-- start of Text excerpt --
Skip to main content

Batch Processing

Process large datasets efficiently with ChemAudit's batch validation system. Handle from hundreds to millions of molecules with real-time WebSocket progress updates.

Specifications

Batch processing capabilities vary by deployment profile:

FeatureRangeNotes
Max Molecules1,000 - 1,000,000Configurable per profile
Max File Size100 MB - 1 GBDepends on deployment
Supported FormatsSDF, CSV, TSV, TXTAuto-detected
Progress UpdatesReal-timeVia WebSocket
Worker QueuesDefault + PrioritySeparate queues for responsiveness
Check Your Limits

Your deployment limits are available at /api/v1/config. The frontend displays these automatically.

Supported File Formats

SDF Files

Structure-Data Files are the preferred format for batch processing:

Aspirin
RDKit 2D

13 13 0 0 0 0 0 0 0 0999 V2000
...atom coordinates...
M END
$$$$
Caffeine
RDKit 2D
...
$$$$
SDF Benefits

SDF files preserve 2D/3D coordinates, can include properties, and are widely supported by chemistry software.
-- end of Text excerpt --
-- start of Dataset extract --
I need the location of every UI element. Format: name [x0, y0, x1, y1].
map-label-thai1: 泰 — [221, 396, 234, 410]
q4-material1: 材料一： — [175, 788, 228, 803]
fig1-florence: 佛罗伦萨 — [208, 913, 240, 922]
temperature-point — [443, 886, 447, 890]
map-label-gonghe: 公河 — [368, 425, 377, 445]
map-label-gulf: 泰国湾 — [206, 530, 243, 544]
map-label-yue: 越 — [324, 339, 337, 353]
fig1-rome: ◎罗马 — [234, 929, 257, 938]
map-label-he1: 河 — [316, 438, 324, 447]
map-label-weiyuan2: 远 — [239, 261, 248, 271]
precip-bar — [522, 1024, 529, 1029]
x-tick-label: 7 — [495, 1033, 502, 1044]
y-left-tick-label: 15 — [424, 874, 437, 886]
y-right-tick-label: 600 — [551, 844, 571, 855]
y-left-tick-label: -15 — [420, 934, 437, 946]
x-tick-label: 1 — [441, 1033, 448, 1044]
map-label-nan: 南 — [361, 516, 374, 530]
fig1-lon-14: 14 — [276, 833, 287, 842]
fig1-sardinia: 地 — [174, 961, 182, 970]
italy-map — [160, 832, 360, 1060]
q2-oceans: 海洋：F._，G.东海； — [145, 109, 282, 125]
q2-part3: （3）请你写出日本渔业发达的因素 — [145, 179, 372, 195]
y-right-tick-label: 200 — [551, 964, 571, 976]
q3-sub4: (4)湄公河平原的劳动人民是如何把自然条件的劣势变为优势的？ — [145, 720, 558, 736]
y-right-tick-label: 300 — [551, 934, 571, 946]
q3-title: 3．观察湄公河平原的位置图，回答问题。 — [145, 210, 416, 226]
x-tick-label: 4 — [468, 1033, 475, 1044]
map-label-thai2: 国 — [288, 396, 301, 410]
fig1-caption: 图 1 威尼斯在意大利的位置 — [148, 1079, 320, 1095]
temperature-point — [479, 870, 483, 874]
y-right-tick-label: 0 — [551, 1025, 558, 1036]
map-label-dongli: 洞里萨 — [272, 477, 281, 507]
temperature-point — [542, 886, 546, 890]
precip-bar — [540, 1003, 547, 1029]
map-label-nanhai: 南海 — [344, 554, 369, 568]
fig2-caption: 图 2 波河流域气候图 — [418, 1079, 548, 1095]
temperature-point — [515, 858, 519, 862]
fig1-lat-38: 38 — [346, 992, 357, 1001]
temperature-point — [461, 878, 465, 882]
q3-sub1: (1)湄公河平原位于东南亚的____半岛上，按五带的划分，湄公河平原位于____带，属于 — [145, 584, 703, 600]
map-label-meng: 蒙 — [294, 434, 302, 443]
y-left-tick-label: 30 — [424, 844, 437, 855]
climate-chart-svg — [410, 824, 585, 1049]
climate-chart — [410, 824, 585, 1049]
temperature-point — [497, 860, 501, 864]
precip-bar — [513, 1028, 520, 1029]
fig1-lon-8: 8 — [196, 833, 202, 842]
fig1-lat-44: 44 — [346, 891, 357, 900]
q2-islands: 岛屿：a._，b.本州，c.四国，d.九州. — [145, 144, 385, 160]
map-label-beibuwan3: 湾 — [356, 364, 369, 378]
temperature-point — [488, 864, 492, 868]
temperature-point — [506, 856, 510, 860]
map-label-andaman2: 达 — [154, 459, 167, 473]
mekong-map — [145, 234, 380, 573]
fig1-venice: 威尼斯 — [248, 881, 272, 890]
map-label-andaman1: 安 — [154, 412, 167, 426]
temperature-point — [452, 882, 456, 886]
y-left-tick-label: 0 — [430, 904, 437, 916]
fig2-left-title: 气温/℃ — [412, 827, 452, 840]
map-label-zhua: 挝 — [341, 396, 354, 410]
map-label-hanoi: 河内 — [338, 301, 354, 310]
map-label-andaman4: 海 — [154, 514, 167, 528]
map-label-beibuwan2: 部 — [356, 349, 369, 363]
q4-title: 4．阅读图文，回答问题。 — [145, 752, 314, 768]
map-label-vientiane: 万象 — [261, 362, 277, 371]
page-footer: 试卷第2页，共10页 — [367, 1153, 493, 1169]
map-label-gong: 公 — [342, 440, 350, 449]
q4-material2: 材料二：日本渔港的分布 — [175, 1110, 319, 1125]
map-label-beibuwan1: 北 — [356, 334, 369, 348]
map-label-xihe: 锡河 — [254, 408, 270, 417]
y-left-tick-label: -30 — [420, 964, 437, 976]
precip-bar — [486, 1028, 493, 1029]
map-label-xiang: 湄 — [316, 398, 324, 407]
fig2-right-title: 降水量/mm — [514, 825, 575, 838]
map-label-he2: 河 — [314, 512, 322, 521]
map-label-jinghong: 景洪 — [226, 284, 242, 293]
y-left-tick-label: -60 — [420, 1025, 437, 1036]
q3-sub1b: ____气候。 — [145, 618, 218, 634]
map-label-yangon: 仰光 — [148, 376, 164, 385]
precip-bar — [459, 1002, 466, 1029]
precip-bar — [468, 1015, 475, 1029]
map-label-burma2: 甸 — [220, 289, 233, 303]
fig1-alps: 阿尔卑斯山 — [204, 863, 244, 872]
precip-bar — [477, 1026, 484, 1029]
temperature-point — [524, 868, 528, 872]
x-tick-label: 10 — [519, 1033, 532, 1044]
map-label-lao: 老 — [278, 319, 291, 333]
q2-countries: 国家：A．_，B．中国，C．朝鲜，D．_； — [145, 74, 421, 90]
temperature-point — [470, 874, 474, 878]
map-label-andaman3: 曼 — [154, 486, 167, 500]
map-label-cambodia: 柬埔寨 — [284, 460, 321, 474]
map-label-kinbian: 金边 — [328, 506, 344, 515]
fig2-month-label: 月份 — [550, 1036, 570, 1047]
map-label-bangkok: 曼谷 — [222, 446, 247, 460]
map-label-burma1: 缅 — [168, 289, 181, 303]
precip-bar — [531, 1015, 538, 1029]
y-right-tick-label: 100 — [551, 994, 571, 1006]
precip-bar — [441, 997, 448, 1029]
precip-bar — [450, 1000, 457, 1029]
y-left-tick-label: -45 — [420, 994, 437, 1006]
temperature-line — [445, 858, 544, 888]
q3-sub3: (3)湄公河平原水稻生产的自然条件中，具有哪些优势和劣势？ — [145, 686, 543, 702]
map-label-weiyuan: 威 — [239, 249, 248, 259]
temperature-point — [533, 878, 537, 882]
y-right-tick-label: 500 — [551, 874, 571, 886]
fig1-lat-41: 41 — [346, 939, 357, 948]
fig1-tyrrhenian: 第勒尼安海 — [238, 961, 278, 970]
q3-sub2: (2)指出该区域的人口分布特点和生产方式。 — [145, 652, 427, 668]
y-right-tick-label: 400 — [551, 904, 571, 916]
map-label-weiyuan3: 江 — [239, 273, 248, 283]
-- end of Dataset extract --
Which file format does the batch processing text call the preferred format for batch processing?

Structure-Data Files (SDF).